#### EXTRACTED RECORDS
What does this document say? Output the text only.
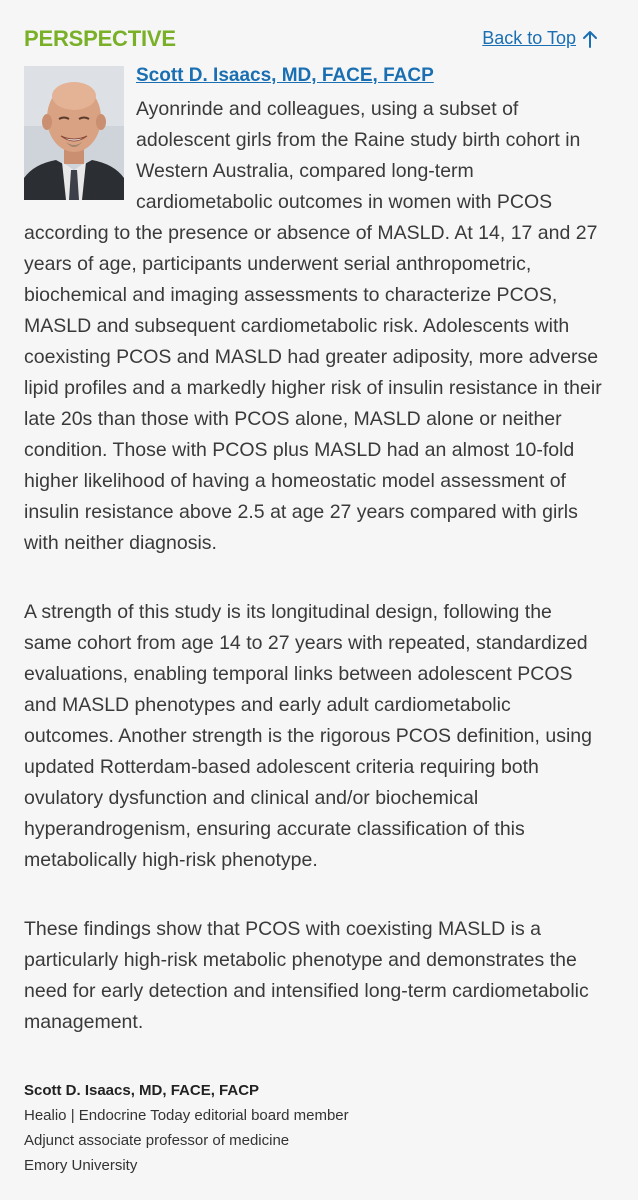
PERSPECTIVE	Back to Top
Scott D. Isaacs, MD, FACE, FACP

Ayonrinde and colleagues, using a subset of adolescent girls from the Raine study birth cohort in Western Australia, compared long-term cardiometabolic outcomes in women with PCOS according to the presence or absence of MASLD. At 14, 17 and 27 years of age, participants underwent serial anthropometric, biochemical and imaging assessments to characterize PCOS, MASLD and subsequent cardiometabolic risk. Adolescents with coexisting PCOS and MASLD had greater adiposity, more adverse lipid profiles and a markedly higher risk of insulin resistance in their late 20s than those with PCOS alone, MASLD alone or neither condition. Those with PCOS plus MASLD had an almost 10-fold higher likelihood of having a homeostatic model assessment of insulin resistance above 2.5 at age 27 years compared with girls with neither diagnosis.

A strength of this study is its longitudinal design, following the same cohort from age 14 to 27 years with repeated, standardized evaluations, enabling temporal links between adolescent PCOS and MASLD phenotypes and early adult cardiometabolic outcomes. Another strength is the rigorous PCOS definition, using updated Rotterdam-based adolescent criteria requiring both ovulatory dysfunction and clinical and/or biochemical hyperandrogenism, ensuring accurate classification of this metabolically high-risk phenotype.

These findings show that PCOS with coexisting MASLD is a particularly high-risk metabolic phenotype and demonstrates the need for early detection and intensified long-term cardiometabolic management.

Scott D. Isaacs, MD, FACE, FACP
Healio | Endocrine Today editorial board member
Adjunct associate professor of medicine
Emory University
########
DIRECTIVE: Reproduce the material above in full, exactly, with no images.

EXERCISE OUTPUT:
What does this document say? Output the text only.
PERSPECTIVE	Back to Top
Scott D. Isaacs, MD, FACE, FACP

Ayonrinde and colleagues, using a subset of adolescent girls from the Raine study birth cohort in Western Australia, compared long-term cardiometabolic outcomes in women with PCOS according to the presence or absence of MASLD. At 14, 17 and 27 years of age, participants underwent serial anthropometric, biochemical and imaging assessments to characterize PCOS, MASLD and subsequent cardiometabolic risk. Adolescents with coexisting PCOS and MASLD had greater adiposity, more adverse lipid profiles and a markedly higher risk of insulin resistance in their late 20s than those with PCOS alone, MASLD alone or neither condition. Those with PCOS plus MASLD had an almost 10-fold higher likelihood of having a homeostatic model assessment of insulin resistance above 2.5 at age 27 years compared with girls with neither diagnosis.

A strength of this study is its longitudinal design, following the same cohort from age 14 to 27 years with repeated, standardized evaluations, enabling temporal links between adolescent PCOS and MASLD phenotypes and early adult cardiometabolic outcomes. Another strength is the rigorous PCOS definition, using updated Rotterdam-based adolescent criteria requiring both ovulatory dysfunction and clinical and/or biochemical hyperandrogenism, ensuring accurate classification of this metabolically high-risk phenotype.

These findings show that PCOS with coexisting MASLD is a particularly high-risk metabolic phenotype and demonstrates the need for early detection and intensified long-term cardiometabolic management.

Scott D. Isaacs, MD, FACE, FACP
Healio | Endocrine Today editorial board member
Adjunct associate professor of medicine
Emory University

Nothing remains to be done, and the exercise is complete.